### Collected data:
-------

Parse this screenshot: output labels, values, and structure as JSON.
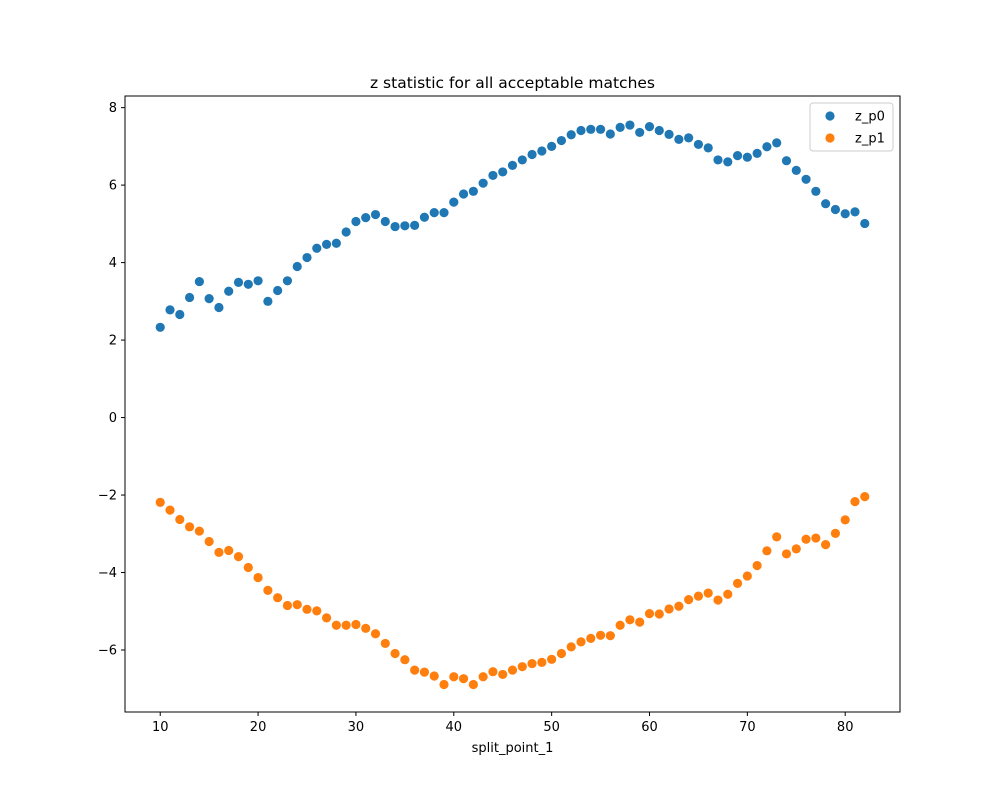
{
  "chart_data": {
    "type": "scatter",
    "title": "z statistic for all acceptable matches",
    "xlabel": "split_point_1",
    "ylabel": "",
    "xlim": [
      6.4,
      85.6
    ],
    "ylim": [
      -7.6,
      8.3
    ],
    "xticks": [
      10,
      20,
      30,
      40,
      50,
      60,
      70,
      80
    ],
    "yticks": [
      -6,
      -4,
      -2,
      0,
      2,
      4,
      6,
      8
    ],
    "grid": false,
    "legend_position": "top-right",
    "x": [
      10,
      11,
      12,
      13,
      14,
      15,
      16,
      17,
      18,
      19,
      20,
      21,
      22,
      23,
      24,
      25,
      26,
      27,
      28,
      29,
      30,
      31,
      32,
      33,
      34,
      35,
      36,
      37,
      38,
      39,
      40,
      41,
      42,
      43,
      44,
      45,
      46,
      47,
      48,
      49,
      50,
      51,
      52,
      53,
      54,
      55,
      56,
      57,
      58,
      59,
      60,
      61,
      62,
      63,
      64,
      65,
      66,
      67,
      68,
      69,
      70,
      71,
      72,
      73,
      74,
      75,
      76,
      77,
      78,
      79,
      80,
      81,
      82
    ],
    "series": [
      {
        "name": "z_p0",
        "color": "#1f77b4",
        "values": [
          2.33,
          2.78,
          2.66,
          3.1,
          3.51,
          3.07,
          2.84,
          3.26,
          3.49,
          3.44,
          3.53,
          3.0,
          3.28,
          3.53,
          3.9,
          4.13,
          4.37,
          4.47,
          4.5,
          4.79,
          5.06,
          5.16,
          5.24,
          5.06,
          4.93,
          4.95,
          4.96,
          5.17,
          5.29,
          5.29,
          5.56,
          5.77,
          5.84,
          6.05,
          6.25,
          6.34,
          6.51,
          6.65,
          6.79,
          6.88,
          7.0,
          7.15,
          7.3,
          7.41,
          7.44,
          7.44,
          7.32,
          7.49,
          7.55,
          7.36,
          7.51,
          7.41,
          7.31,
          7.18,
          7.22,
          7.05,
          6.96,
          6.65,
          6.6,
          6.76,
          6.72,
          6.82,
          6.99,
          7.09,
          6.63,
          6.38,
          6.15,
          5.84,
          5.52,
          5.37,
          5.26,
          5.31,
          5.01
        ]
      },
      {
        "name": "z_p1",
        "color": "#ff7f0e",
        "values": [
          -2.19,
          -2.39,
          -2.63,
          -2.82,
          -2.93,
          -3.2,
          -3.48,
          -3.43,
          -3.59,
          -3.87,
          -4.13,
          -4.46,
          -4.65,
          -4.85,
          -4.83,
          -4.95,
          -4.99,
          -5.17,
          -5.36,
          -5.36,
          -5.34,
          -5.44,
          -5.58,
          -5.83,
          -6.09,
          -6.25,
          -6.52,
          -6.57,
          -6.67,
          -6.89,
          -6.69,
          -6.74,
          -6.89,
          -6.69,
          -6.56,
          -6.63,
          -6.52,
          -6.43,
          -6.35,
          -6.32,
          -6.24,
          -6.09,
          -5.92,
          -5.79,
          -5.7,
          -5.62,
          -5.63,
          -5.36,
          -5.22,
          -5.28,
          -5.06,
          -5.07,
          -4.94,
          -4.87,
          -4.7,
          -4.61,
          -4.53,
          -4.71,
          -4.56,
          -4.28,
          -4.09,
          -3.82,
          -3.44,
          -3.08,
          -3.52,
          -3.39,
          -3.14,
          -3.11,
          -3.28,
          -2.99,
          -2.64,
          -2.17,
          -2.04
        ]
      }
    ]
  }
}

-------

### GOAL:
Every line of the data should be copied as it stands, without the images.

### PROBLEM SOLUTION:
Parse this screenshot: output labels, values, and structure as JSON.
{
  "chart_data": {
    "type": "scatter",
    "title": "z statistic for all acceptable matches",
    "xlabel": "split_point_1",
    "ylabel": "",
    "xlim": [
      6.4,
      85.6
    ],
    "ylim": [
      -7.6,
      8.3
    ],
    "xticks": [
      10,
      20,
      30,
      40,
      50,
      60,
      70,
      80
    ],
    "yticks": [
      -6,
      -4,
      -2,
      0,
      2,
      4,
      6,
      8
    ],
    "grid": false,
    "legend_position": "top-right",
    "x": [
      10,
      11,
      12,
      13,
      14,
      15,
      16,
      17,
      18,
      19,
      20,
      21,
      22,
      23,
      24,
      25,
      26,
      27,
      28,
      29,
      30,
      31,
      32,
      33,
      34,
      35,
      36,
      37,
      38,
      39,
      40,
      41,
      42,
      43,
      44,
      45,
      46,
      47,
      48,
      49,
      50,
      51,
      52,
      53,
      54,
      55,
      56,
      57,
      58,
      59,
      60,
      61,
      62,
      63,
      64,
      65,
      66,
      67,
      68,
      69,
      70,
      71,
      72,
      73,
      74,
      75,
      76,
      77,
      78,
      79,
      80,
      81,
      82
    ],
    "series": [
      {
        "name": "z_p0",
        "color": "#1f77b4",
        "values": [
          2.33,
          2.78,
          2.66,
          3.1,
          3.51,
          3.07,
          2.84,
          3.26,
          3.49,
          3.44,
          3.53,
          3.0,
          3.28,
          3.53,
          3.9,
          4.13,
          4.37,
          4.47,
          4.5,
          4.79,
          5.06,
          5.16,
          5.24,
          5.06,
          4.93,
          4.95,
          4.96,
          5.17,
          5.29,
          5.29,
          5.56,
          5.77,
          5.84,
          6.05,
          6.25,
          6.34,
          6.51,
          6.65,
          6.79,
          6.88,
          7.0,
          7.15,
          7.3,
          7.41,
          7.44,
          7.44,
          7.32,
          7.49,
          7.55,
          7.36,
          7.51,
          7.41,
          7.31,
          7.18,
          7.22,
          7.05,
          6.96,
          6.65,
          6.6,
          6.76,
          6.72,
          6.82,
          6.99,
          7.09,
          6.63,
          6.38,
          6.15,
          5.84,
          5.52,
          5.37,
          5.26,
          5.31,
          5.01
        ]
      },
      {
        "name": "z_p1",
        "color": "#ff7f0e",
        "values": [
          -2.19,
          -2.39,
          -2.63,
          -2.82,
          -2.93,
          -3.2,
          -3.48,
          -3.43,
          -3.59,
          -3.87,
          -4.13,
          -4.46,
          -4.65,
          -4.85,
          -4.83,
          -4.95,
          -4.99,
          -5.17,
          -5.36,
          -5.36,
          -5.34,
          -5.44,
          -5.58,
          -5.83,
          -6.09,
          -6.25,
          -6.52,
          -6.57,
          -6.67,
          -6.89,
          -6.69,
          -6.74,
          -6.89,
          -6.69,
          -6.56,
          -6.63,
          -6.52,
          -6.43,
          -6.35,
          -6.32,
          -6.24,
          -6.09,
          -5.92,
          -5.79,
          -5.7,
          -5.62,
          -5.63,
          -5.36,
          -5.22,
          -5.28,
          -5.06,
          -5.07,
          -4.94,
          -4.87,
          -4.7,
          -4.61,
          -4.53,
          -4.71,
          -4.56,
          -4.28,
          -4.09,
          -3.82,
          -3.44,
          -3.08,
          -3.52,
          -3.39,
          -3.14,
          -3.11,
          -3.28,
          -2.99,
          -2.64,
          -2.17,
          -2.04
        ]
      }
    ]
  }
}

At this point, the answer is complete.